Description of the task: Give back exactly the lines starting at the one with "OCR this image." and ending at the last line of the data below. Pictures are not part of the copy.

───── Extracted records ─────

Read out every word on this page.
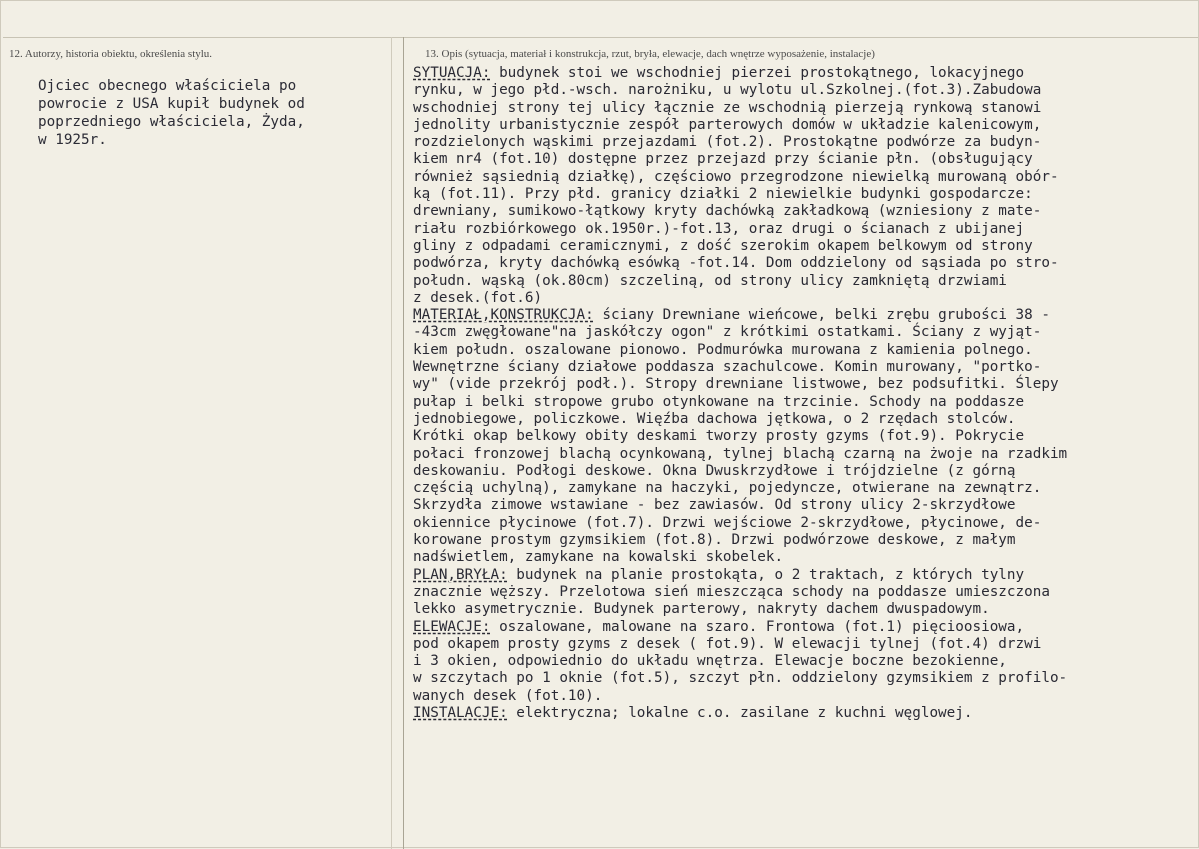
12. Autorzy, historia obiektu, określenia stylu.	13. Opis (sytuacja, materiał i konstrukcja, rzut, bryła, elewacje, dach wnętrze wyposażenie, instalacje)
Ojciec obecnego właściciela po
powrocie z USA kupił budynek od
poprzedniego właściciela, Żyda,
w 1925r.
SYTUACJA: budynek stoi we wschodniej pierzei prostokątnego, lokacyjnego
rynku, w jego płd.-wsch. narożniku, u wylotu ul.Szkolnej.(fot.3).Zabudowa
wschodniej strony tej ulicy łącznie ze wschodnią pierzeją rynkową stanowi
jednolity urbanistycznie zespół parterowych domów w układzie kalenicowym,
rozdzielonych wąskimi przejazdami (fot.2). Prostokątne podwórze za budyn-
kiem nr4 (fot.10) dostępne przez przejazd przy ścianie płn. (obsługujący
również sąsiednią działkę), częściowo przegrodzone niewielką murowaną obór-
ką (fot.11). Przy płd. granicy działki 2 niewielkie budynki gospodarcze:
drewniany, sumikowo-łątkowy kryty dachówką zakładkową (wzniesiony z mate-
riału rozbiórkowego ok.1950r.)-fot.13, oraz drugi o ścianach z ubijanej
gliny z odpadami ceramicznymi, z dość szerokim okapem belkowym od strony
podwórza, kryty dachówką esówką -fot.14. Dom oddzielony od sąsiada po stro-
połudn. wąską (ok.80cm) szczeliną, od strony ulicy zamkniętą drzwiami
z desek.(fot.6)
MATERIAŁ,KONSTRUKCJA: ściany Drewniane wieńcowe, belki zrębu grubości 38 -
-43cm zwęgłowane"na jaskółczy ogon" z krótkimi ostatkami. Ściany z wyjąt-
kiem połudn. oszalowane pionowo. Podmurówka murowana z kamienia polnego.
Wewnętrzne ściany działowe poddasza szachulcowe. Komin murowany, "portko-
wy" (vide przekrój podł.). Stropy drewniane listwowe, bez podsufitki. Ślepy
pułap i belki stropowe grubo otynkowane na trzcinie. Schody na poddasze
jednobiegowe, policzkowe. Więźba dachowa jętkowa, o 2 rzędach stolców.
Krótki okap belkowy obity deskami tworzy prosty gzyms (fot.9). Pokrycie
połaci fronzowej blachą ocynkowaną, tylnej blachą czarną na żwoje na rzadkim
deskowaniu. Podłogi deskowe. Okna Dwuskrzydłowe i trójdzielne (z górną
częścią uchylną), zamykane na haczyki, pojedyncze, otwierane na zewnątrz.
Skrzydła zimowe wstawiane - bez zawiasów. Od strony ulicy 2-skrzydłowe
okiennice płycinowe (fot.7). Drzwi wejściowe 2-skrzydłowe, płycinowe, de-
korowane prostym gzymsikiem (fot.8). Drzwi podwórzowe deskowe, z małym
nadświetlem, zamykane na kowalski skobelek.
PLAN,BRYŁA: budynek na planie prostokąta, o 2 traktach, z których tylny
znacznie węższy. Przelotowa sień mieszcząca schody na poddasze umieszczona
lekko asymetrycznie. Budynek parterowy, nakryty dachem dwuspadowym.
ELEWACJE: oszalowane, malowane na szaro. Frontowa (fot.1) pięcioosiowa,
pod okapem prosty gzyms z desek ( fot.9). W elewacji tylnej (fot.4) drzwi
i 3 okien, odpowiednio do układu wnętrza. Elewacje boczne bezokienne,
w szczytach po 1 oknie (fot.5), szczyt płn. oddzielony gzymsikiem z profilo-
wanych desek (fot.10).
INSTALACJE: elektryczna; lokalne c.o. zasilane z kuchni węglowej.
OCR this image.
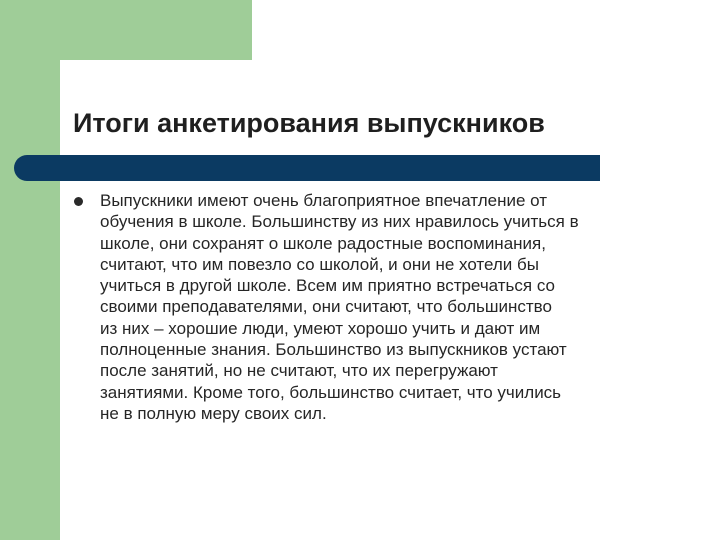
Итоги анкетирования выпускников
Выпускники имеют очень благоприятное впечатление от
обучения в школе. Большинству из них нравилось учиться в
школе, они сохранят о школе радостные воспоминания,
считают, что им повезло со школой, и они не хотели бы
учиться в другой школе. Всем им приятно встречаться со
своими преподавателями, они считают, что большинство
из них – хорошие люди, умеют хорошо учить и дают им
полноценные знания. Большинство из выпускников устают
после занятий, но не считают, что их перегружают
занятиями. Кроме того, большинство считает, что учились
не в полную меру своих сил.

─────

Expected answer:
OCR this image.
Итоги анкетирования выпускников
Выпускники имеют очень благоприятное впечатление от
обучения в школе. Большинству из них нравилось учиться в
школе, они сохранят о школе радостные воспоминания,
считают, что им повезло со школой, и они не хотели бы
учиться в другой школе. Всем им приятно встречаться со
своими преподавателями, они считают, что большинство
из них – хорошие люди, умеют хорошо учить и дают им
полноценные знания. Большинство из выпускников устают
после занятий, но не считают, что их перегружают
занятиями. Кроме того, большинство считает, что учились
не в полную меру своих сил.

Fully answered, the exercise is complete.